→ Written task
Could you print every record below exactly as it appears?

→ Records for processing
╔══
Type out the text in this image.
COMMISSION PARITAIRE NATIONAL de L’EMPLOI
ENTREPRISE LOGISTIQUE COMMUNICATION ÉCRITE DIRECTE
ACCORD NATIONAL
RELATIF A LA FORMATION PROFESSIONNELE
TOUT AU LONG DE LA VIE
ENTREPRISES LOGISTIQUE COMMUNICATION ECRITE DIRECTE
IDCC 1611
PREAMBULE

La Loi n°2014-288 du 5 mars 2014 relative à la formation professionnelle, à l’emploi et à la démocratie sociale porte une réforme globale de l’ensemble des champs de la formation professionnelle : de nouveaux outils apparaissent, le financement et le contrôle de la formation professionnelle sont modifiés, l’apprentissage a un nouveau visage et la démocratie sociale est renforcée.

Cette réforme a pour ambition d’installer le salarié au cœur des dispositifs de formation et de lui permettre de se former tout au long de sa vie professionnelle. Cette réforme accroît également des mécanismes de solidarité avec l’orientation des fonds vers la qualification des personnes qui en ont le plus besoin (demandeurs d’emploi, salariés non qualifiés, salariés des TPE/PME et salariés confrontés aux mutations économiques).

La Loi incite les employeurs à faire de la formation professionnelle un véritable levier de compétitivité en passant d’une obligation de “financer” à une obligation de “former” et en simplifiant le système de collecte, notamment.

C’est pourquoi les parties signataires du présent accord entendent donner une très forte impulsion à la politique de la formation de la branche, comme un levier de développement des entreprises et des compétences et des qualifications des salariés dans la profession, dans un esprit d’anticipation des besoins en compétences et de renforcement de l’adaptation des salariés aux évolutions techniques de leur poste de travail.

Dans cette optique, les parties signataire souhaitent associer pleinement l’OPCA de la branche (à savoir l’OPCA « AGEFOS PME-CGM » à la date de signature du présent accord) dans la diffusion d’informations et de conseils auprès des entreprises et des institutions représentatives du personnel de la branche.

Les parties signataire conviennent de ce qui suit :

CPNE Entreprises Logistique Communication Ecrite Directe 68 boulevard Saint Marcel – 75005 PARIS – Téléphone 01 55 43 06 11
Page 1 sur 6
╚══
→ The solution
Type out the text in this image.
COMMISSION PARITAIRE NATIONAL de L’EMPLOI
ENTREPRISE LOGISTIQUE COMMUNICATION ÉCRITE DIRECTE
ACCORD NATIONAL
RELATIF A LA FORMATION PROFESSIONNELE
TOUT AU LONG DE LA VIE
ENTREPRISES LOGISTIQUE COMMUNICATION ECRITE DIRECTE
IDCC 1611
PREAMBULE

La Loi n°2014-288 du 5 mars 2014 relative à la formation professionnelle, à l’emploi et à la démocratie sociale porte une réforme globale de l’ensemble des champs de la formation professionnelle : de nouveaux outils apparaissent, le financement et le contrôle de la formation professionnelle sont modifiés, l’apprentissage a un nouveau visage et la démocratie sociale est renforcée.

Cette réforme a pour ambition d’installer le salarié au cœur des dispositifs de formation et de lui permettre de se former tout au long de sa vie professionnelle. Cette réforme accroît également des mécanismes de solidarité avec l’orientation des fonds vers la qualification des personnes qui en ont le plus besoin (demandeurs d’emploi, salariés non qualifiés, salariés des TPE/PME et salariés confrontés aux mutations économiques).

La Loi incite les employeurs à faire de la formation professionnelle un véritable levier de compétitivité en passant d’une obligation de “financer” à une obligation de “former” et en simplifiant le système de collecte, notamment.

C’est pourquoi les parties signataires du présent accord entendent donner une très forte impulsion à la politique de la formation de la branche, comme un levier de développement des entreprises et des compétences et des qualifications des salariés dans la profession, dans un esprit d’anticipation des besoins en compétences et de renforcement de l’adaptation des salariés aux évolutions techniques de leur poste de travail.

Dans cette optique, les parties signataire souhaitent associer pleinement l’OPCA de la branche (à savoir l’OPCA « AGEFOS PME-CGM » à la date de signature du présent accord) dans la diffusion d’informations et de conseils auprès des entreprises et des institutions représentatives du personnel de la branche.

Les parties signataire conviennent de ce qui suit :

CPNE Entreprises Logistique Communication Ecrite Directe 68 boulevard Saint Marcel – 75005 PARIS – Téléphone 01 55 43 06 11
Page 1 sur 6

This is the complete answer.